§ What the exercise asks:
Find the lines below that contain the string "before". Copy each one.

● ● ● ● ●

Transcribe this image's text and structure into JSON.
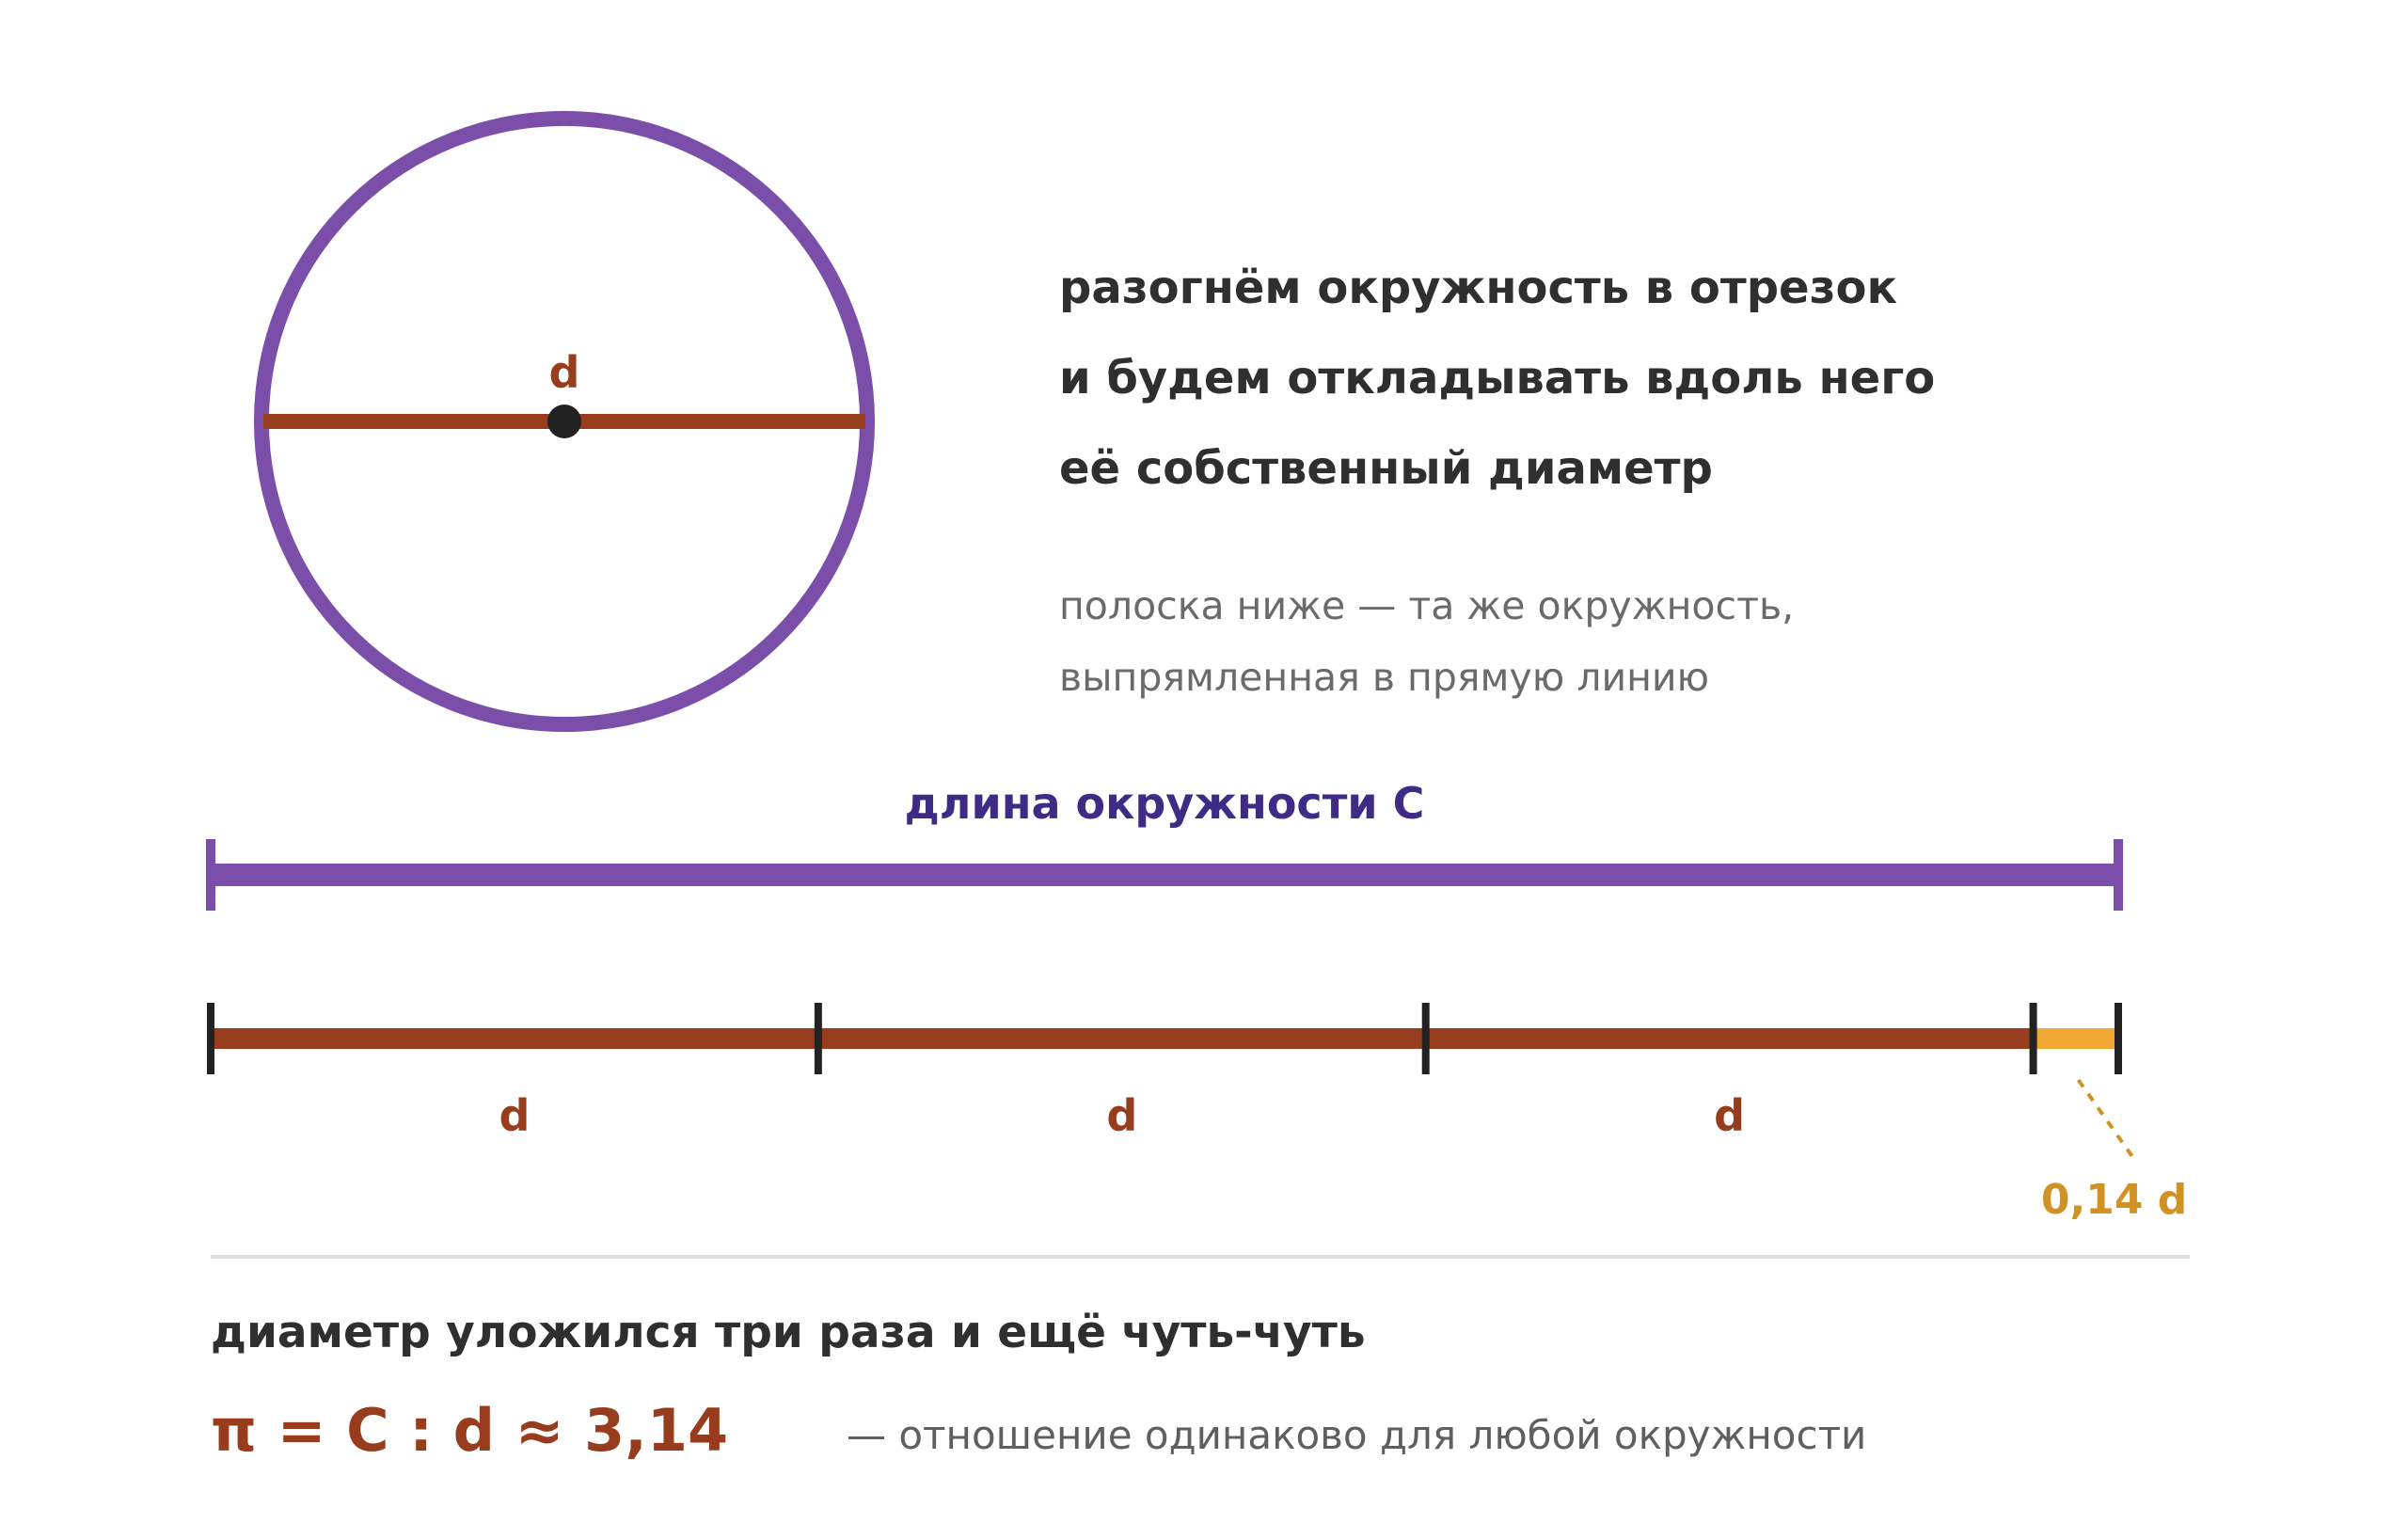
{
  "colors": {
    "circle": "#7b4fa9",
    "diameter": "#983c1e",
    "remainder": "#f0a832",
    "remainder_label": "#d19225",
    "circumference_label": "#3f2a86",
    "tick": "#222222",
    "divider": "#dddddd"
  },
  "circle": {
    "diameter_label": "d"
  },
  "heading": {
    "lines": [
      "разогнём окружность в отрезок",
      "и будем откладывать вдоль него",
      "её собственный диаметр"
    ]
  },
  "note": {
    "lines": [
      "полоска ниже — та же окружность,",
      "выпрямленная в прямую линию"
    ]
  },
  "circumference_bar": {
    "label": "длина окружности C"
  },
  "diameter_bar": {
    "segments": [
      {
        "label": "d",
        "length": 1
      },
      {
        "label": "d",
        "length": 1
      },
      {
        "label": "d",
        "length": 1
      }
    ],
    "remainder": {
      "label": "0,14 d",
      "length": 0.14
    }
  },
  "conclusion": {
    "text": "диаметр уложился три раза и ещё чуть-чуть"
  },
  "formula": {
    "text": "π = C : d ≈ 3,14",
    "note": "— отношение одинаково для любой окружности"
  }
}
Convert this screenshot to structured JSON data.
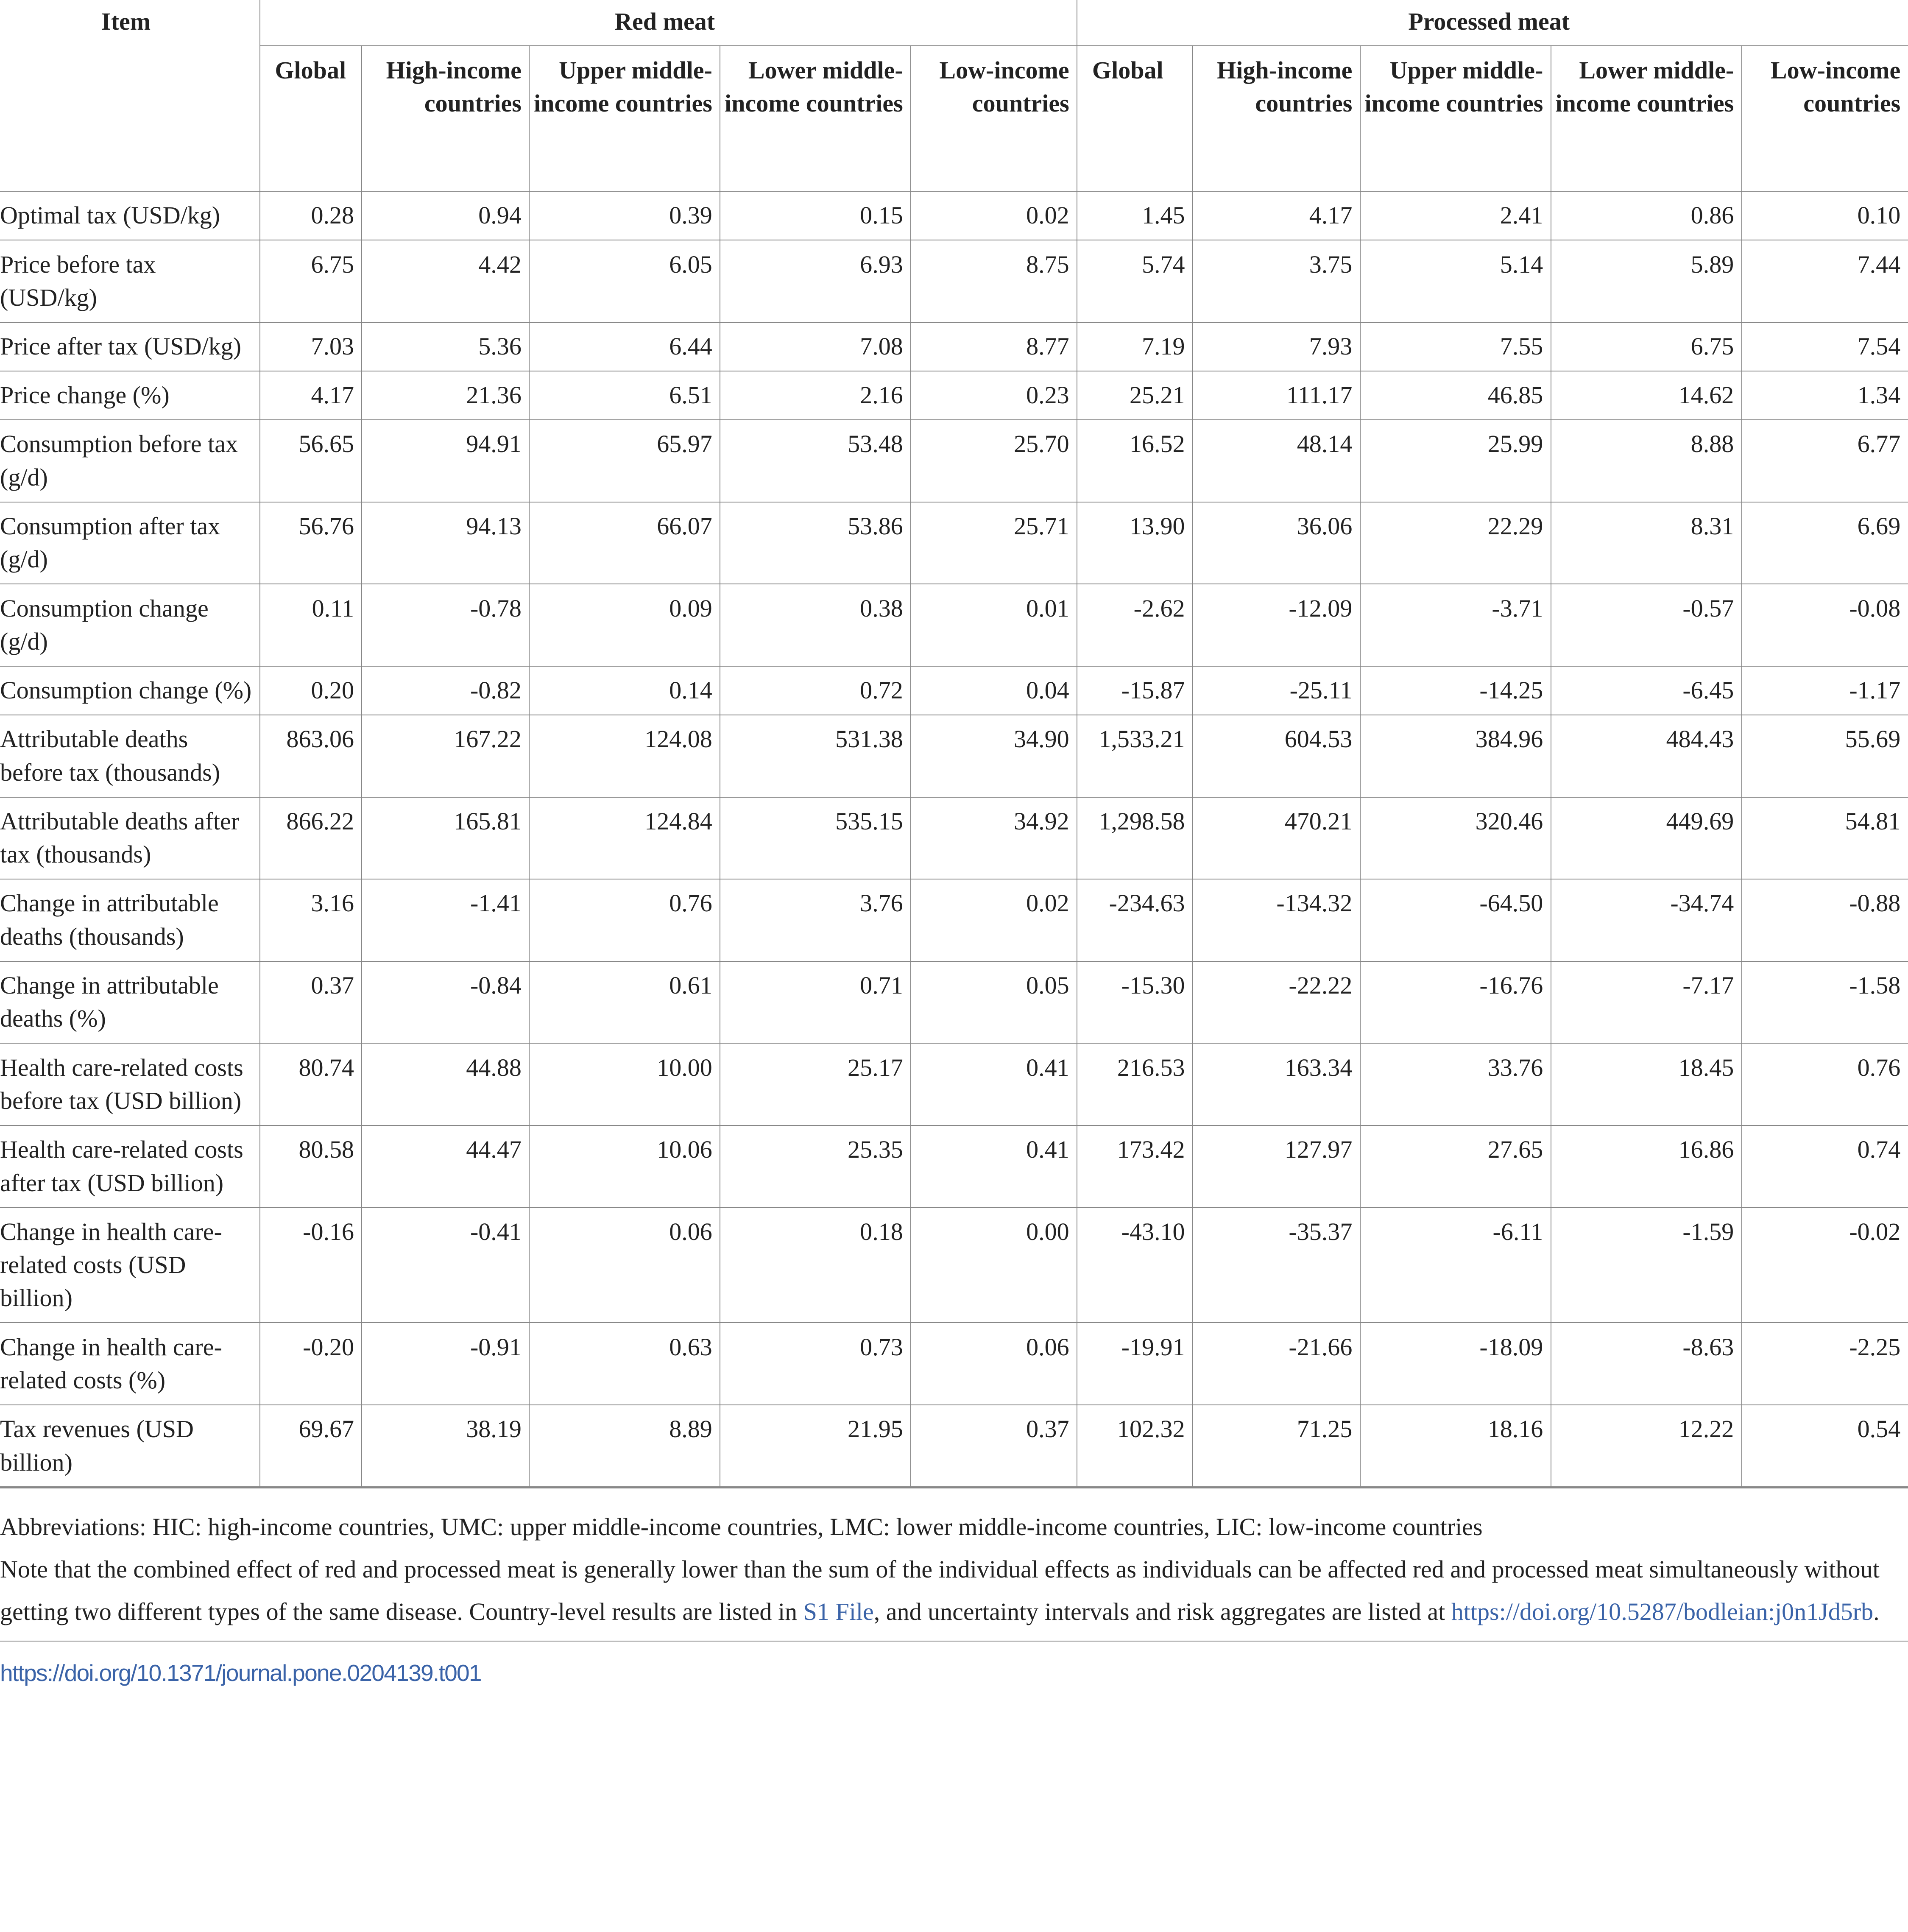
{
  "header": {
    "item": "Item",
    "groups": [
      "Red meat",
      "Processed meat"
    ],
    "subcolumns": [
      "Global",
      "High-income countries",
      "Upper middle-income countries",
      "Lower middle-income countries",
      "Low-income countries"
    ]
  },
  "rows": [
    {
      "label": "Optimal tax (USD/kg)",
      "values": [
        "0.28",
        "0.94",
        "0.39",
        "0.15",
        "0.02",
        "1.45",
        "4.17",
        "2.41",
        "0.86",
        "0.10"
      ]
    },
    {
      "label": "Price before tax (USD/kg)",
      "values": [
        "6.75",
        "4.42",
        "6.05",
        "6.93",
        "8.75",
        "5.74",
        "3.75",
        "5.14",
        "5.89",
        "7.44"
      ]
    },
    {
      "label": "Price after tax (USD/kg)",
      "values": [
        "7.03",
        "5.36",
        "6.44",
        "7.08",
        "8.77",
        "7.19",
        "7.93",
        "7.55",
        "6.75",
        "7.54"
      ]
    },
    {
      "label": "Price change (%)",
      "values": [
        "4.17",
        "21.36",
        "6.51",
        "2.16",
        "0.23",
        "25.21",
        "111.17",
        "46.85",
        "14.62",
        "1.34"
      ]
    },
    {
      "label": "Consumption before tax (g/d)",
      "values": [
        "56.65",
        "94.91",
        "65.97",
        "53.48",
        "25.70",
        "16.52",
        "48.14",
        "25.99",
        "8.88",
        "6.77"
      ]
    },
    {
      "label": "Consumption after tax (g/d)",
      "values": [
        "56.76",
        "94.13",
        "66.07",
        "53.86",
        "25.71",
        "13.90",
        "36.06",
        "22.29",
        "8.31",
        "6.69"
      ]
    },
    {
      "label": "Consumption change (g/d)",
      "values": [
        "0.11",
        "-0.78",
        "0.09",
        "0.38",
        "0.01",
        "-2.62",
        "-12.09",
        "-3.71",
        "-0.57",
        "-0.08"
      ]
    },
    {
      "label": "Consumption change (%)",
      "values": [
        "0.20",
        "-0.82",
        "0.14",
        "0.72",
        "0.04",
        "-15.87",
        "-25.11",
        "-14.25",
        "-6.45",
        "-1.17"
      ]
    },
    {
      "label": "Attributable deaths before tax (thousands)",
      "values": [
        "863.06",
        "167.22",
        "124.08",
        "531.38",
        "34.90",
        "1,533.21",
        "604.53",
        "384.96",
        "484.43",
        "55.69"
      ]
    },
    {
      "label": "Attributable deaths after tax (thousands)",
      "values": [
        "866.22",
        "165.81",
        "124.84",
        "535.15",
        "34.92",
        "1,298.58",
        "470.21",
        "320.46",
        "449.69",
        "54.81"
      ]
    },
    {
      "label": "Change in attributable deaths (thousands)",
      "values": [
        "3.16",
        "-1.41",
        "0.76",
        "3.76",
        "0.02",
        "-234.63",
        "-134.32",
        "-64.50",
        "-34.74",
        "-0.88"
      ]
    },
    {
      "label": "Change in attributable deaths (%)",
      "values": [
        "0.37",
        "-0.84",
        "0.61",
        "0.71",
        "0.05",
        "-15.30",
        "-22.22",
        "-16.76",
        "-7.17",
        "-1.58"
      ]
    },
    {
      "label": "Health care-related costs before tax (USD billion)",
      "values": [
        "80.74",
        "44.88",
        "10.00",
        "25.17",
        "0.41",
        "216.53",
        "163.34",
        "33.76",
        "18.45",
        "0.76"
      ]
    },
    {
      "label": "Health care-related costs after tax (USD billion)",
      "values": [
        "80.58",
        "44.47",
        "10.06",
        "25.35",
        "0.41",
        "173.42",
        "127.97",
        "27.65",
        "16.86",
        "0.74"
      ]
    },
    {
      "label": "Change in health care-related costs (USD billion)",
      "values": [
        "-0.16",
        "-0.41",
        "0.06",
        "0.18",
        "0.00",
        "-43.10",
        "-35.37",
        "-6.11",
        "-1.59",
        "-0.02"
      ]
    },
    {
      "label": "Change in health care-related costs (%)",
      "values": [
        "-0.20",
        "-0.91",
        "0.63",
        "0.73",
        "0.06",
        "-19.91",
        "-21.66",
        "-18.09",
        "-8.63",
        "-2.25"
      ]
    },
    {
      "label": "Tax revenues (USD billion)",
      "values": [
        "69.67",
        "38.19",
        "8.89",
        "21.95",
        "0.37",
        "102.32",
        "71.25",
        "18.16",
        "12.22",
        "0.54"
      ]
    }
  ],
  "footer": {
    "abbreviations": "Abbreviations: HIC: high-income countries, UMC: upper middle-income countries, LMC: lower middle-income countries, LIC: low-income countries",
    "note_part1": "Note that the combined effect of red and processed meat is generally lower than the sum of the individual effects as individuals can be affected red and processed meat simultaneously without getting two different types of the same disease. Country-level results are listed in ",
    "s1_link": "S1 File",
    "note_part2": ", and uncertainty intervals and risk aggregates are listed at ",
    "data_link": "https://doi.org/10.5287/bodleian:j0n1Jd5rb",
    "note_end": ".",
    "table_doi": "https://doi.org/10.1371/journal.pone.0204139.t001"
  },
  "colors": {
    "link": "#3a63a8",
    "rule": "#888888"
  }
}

● ● ● ● ●

§ Result of the task:
      "label": "Price before tax (USD/kg)",
      "label": "Consumption before tax (g/d)",
      "label": "Attributable deaths before tax (thousands)",
      "label": "Health care-related costs before tax (USD billion)",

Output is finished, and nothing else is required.